**Material**
····················

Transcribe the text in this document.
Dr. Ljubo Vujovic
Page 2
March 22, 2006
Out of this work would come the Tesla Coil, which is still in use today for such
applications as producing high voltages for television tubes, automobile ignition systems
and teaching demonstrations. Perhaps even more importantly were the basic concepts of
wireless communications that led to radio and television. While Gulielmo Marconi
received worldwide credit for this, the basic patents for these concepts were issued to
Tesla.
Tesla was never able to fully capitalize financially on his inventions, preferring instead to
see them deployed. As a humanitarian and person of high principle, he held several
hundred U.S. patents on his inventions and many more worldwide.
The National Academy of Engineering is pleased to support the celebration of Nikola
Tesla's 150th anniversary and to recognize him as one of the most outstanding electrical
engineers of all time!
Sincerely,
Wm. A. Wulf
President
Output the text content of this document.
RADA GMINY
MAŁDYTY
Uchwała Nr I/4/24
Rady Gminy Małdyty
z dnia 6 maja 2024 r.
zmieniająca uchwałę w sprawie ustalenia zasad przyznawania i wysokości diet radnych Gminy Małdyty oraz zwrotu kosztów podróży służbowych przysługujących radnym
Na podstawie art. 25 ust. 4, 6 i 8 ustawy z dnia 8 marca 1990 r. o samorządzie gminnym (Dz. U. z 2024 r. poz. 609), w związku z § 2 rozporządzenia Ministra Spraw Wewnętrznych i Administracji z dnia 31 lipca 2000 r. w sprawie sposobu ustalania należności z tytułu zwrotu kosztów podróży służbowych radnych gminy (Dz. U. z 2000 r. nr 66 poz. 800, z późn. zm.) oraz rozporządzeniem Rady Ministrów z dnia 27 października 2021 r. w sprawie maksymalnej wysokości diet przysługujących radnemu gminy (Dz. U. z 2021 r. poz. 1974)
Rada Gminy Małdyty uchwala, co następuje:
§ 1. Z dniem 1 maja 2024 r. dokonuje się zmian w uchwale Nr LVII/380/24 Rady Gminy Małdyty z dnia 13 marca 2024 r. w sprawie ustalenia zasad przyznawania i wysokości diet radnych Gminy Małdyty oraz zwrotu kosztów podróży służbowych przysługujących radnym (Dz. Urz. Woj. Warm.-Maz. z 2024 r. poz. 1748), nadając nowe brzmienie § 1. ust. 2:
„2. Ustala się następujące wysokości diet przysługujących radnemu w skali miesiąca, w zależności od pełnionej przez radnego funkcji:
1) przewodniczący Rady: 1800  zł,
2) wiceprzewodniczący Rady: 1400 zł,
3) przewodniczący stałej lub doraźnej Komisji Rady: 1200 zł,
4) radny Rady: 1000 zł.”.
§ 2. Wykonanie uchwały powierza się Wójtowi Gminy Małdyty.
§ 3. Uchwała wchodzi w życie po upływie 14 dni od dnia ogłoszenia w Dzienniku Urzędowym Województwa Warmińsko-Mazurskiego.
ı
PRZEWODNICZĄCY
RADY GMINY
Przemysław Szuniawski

····················

**Given problem**
Repeat all the entries exactly as given.

**The answer**
Transcribe the text in this document.
Dr. Ljubo Vujovic
Page 2
March 22, 2006
Out of this work would come the Tesla Coil, which is still in use today for such
applications as producing high voltages for television tubes, automobile ignition systems
and teaching demonstrations. Perhaps even more importantly were the basic concepts of
wireless communications that led to radio and television. While Gulielmo Marconi
received worldwide credit for this, the basic patents for these concepts were issued to
Tesla.
Tesla was never able to fully capitalize financially on his inventions, preferring instead to
see them deployed. As a humanitarian and person of high principle, he held several
hundred U.S. patents on his inventions and many more worldwide.
The National Academy of Engineering is pleased to support the celebration of Nikola
Tesla's 150th anniversary and to recognize him as one of the most outstanding electrical
engineers of all time!
Sincerely,
Wm. A. Wulf
President
Output the text content of this document.
RADA GMINY
MAŁDYTY
Uchwała Nr I/4/24
Rady Gminy Małdyty
z dnia 6 maja 2024 r.
zmieniająca uchwałę w sprawie ustalenia zasad przyznawania i wysokości diet radnych Gminy Małdyty oraz zwrotu kosztów podróży służbowych przysługujących radnym
Na podstawie art. 25 ust. 4, 6 i 8 ustawy z dnia 8 marca 1990 r. o samorządzie gminnym (Dz. U. z 2024 r. poz. 609), w związku z § 2 rozporządzenia Ministra Spraw Wewnętrznych i Administracji z dnia 31 lipca 2000 r. w sprawie sposobu ustalania należności z tytułu zwrotu kosztów podróży służbowych radnych gminy (Dz. U. z 2000 r. nr 66 poz. 800, z późn. zm.) oraz rozporządzeniem Rady Ministrów z dnia 27 października 2021 r. w sprawie maksymalnej wysokości diet przysługujących radnemu gminy (Dz. U. z 2021 r. poz. 1974)
Rada Gminy Małdyty uchwala, co następuje:
§ 1. Z dniem 1 maja 2024 r. dokonuje się zmian w uchwale Nr LVII/380/24 Rady Gminy Małdyty z dnia 13 marca 2024 r. w sprawie ustalenia zasad przyznawania i wysokości diet radnych Gminy Małdyty oraz zwrotu kosztów podróży służbowych przysługujących radnym (Dz. Urz. Woj. Warm.-Maz. z 2024 r. poz. 1748), nadając nowe brzmienie § 1. ust. 2:
„2. Ustala się następujące wysokości diet przysługujących radnemu w skali miesiąca, w zależności od pełnionej przez radnego funkcji:
1) przewodniczący Rady: 1800  zł,
2) wiceprzewodniczący Rady: 1400 zł,
3) przewodniczący stałej lub doraźnej Komisji Rady: 1200 zł,
4) radny Rady: 1000 zł.”.
§ 2. Wykonanie uchwały powierza się Wójtowi Gminy Małdyty.
§ 3. Uchwała wchodzi w życie po upływie 14 dni od dnia ogłoszenia w Dzienniku Urzędowym Województwa Warmińsko-Mazurskiego.
ı
PRZEWODNICZĄCY
RADY GMINY
Przemysław Szuniawski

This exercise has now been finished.